Your objective :: Reproduce the entire listing word for word.
-------- Supplied data --------
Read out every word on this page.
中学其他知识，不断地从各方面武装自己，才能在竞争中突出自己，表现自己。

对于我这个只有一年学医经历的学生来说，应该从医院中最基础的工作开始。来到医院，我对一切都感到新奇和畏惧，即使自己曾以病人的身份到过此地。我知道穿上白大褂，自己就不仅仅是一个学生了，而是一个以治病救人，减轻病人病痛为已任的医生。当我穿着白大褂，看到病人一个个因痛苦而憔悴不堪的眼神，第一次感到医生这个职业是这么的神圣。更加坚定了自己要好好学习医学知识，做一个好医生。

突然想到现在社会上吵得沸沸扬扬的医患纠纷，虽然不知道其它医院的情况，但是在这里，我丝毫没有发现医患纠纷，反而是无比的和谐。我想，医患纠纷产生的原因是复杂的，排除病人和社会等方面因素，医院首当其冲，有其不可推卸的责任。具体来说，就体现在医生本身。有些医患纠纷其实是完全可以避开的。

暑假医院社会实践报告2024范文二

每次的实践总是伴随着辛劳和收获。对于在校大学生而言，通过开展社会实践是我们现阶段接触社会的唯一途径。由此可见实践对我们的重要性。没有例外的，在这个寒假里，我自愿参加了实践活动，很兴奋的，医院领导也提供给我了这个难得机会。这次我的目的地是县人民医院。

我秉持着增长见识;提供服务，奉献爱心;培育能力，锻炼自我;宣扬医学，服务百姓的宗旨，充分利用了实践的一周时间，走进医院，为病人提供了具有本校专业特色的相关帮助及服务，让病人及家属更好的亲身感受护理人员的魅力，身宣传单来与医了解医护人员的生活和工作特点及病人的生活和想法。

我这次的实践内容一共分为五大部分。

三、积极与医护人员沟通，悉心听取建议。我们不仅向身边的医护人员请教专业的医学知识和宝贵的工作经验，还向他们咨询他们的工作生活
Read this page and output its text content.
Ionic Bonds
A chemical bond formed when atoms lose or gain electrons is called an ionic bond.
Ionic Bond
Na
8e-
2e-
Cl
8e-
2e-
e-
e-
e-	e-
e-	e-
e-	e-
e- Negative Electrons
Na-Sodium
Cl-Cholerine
--------
Result below ::
Read out every word on this page.
中学其他知识，不断地从各方面武装自己，才能在竞争中突出自己，表现自己。

对于我这个只有一年学医经历的学生来说，应该从医院中最基础的工作开始。来到医院，我对一切都感到新奇和畏惧，即使自己曾以病人的身份到过此地。我知道穿上白大褂，自己就不仅仅是一个学生了，而是一个以治病救人，减轻病人病痛为已任的医生。当我穿着白大褂，看到病人一个个因痛苦而憔悴不堪的眼神，第一次感到医生这个职业是这么的神圣。更加坚定了自己要好好学习医学知识，做一个好医生。

突然想到现在社会上吵得沸沸扬扬的医患纠纷，虽然不知道其它医院的情况，但是在这里，我丝毫没有发现医患纠纷，反而是无比的和谐。我想，医患纠纷产生的原因是复杂的，排除病人和社会等方面因素，医院首当其冲，有其不可推卸的责任。具体来说，就体现在医生本身。有些医患纠纷其实是完全可以避开的。

暑假医院社会实践报告2024范文二

每次的实践总是伴随着辛劳和收获。对于在校大学生而言，通过开展社会实践是我们现阶段接触社会的唯一途径。由此可见实践对我们的重要性。没有例外的，在这个寒假里，我自愿参加了实践活动，很兴奋的，医院领导也提供给我了这个难得机会。这次我的目的地是县人民医院。

我秉持着增长见识;提供服务，奉献爱心;培育能力，锻炼自我;宣扬医学，服务百姓的宗旨，充分利用了实践的一周时间，走进医院，为病人提供了具有本校专业特色的相关帮助及服务，让病人及家属更好的亲身感受护理人员的魅力，身宣传单来与医了解医护人员的生活和工作特点及病人的生活和想法。

我这次的实践内容一共分为五大部分。

三、积极与医护人员沟通，悉心听取建议。我们不仅向身边的医护人员请教专业的医学知识和宝贵的工作经验，还向他们咨询他们的工作生活
Read this page and output its text content.
Ionic Bonds
A chemical bond formed when atoms lose or gain electrons is called an ionic bond.
Ionic Bond
Na
8e-
2e-
Cl
8e-
2e-
e-
e-
e-	e-
e-	e-
e-	e-
e- Negative Electrons
Na-Sodium
Cl-Cholerine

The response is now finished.